╭──

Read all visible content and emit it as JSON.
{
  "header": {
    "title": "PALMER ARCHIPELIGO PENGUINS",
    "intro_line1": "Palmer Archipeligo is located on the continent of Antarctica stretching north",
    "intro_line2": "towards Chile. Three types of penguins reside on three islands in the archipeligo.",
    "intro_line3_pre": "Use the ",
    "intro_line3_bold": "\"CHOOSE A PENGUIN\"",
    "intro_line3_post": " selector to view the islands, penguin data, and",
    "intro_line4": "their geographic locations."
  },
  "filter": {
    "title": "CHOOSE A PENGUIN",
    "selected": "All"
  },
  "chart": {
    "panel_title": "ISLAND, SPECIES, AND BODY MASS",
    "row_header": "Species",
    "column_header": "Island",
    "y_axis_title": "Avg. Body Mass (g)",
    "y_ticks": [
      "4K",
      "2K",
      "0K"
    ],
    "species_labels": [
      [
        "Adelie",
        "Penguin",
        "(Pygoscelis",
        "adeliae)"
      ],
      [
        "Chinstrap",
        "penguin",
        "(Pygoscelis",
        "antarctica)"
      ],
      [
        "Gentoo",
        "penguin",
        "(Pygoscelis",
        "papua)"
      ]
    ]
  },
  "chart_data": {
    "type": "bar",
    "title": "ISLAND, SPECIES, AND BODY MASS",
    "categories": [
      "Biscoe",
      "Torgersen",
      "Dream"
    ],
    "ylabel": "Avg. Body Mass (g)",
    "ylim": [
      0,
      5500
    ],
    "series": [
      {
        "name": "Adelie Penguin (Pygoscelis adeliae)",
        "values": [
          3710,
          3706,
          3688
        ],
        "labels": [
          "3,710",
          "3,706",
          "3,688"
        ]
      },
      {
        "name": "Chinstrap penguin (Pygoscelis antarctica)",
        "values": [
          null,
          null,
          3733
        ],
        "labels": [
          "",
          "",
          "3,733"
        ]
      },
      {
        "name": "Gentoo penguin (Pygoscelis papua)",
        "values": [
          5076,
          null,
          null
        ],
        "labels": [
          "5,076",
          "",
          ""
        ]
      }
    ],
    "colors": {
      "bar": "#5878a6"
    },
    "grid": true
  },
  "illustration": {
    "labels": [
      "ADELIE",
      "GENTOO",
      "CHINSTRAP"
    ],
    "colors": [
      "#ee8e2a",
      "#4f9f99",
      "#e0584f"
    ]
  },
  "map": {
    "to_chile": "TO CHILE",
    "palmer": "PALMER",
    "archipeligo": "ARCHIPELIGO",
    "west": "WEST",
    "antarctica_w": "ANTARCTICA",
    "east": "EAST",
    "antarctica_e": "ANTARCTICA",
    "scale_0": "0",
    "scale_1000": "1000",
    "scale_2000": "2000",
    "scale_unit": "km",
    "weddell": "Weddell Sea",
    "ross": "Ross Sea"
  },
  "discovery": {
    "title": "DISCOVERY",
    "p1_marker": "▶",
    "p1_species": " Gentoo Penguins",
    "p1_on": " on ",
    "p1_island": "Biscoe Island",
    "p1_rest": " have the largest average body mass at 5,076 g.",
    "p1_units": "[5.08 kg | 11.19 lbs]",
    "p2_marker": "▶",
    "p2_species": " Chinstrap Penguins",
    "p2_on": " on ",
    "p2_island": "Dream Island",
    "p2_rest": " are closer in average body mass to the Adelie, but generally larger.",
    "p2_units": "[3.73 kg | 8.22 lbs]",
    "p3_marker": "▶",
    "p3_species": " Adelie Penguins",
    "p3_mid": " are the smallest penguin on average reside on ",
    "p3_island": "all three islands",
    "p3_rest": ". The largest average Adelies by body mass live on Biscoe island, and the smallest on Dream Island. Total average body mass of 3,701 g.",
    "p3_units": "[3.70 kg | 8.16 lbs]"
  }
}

╰──

■ PROMPT
Which lines hold the word "smallest"? Copy each of them from the records.

■ PROBLEM SOLUTION
    "p3_mid": " are the smallest penguin on average reside on ",
    "p3_rest": ". The largest average Adelies by body mass live on Biscoe island, and the smallest on Dream Island. Total average body mass of 3,701 g.",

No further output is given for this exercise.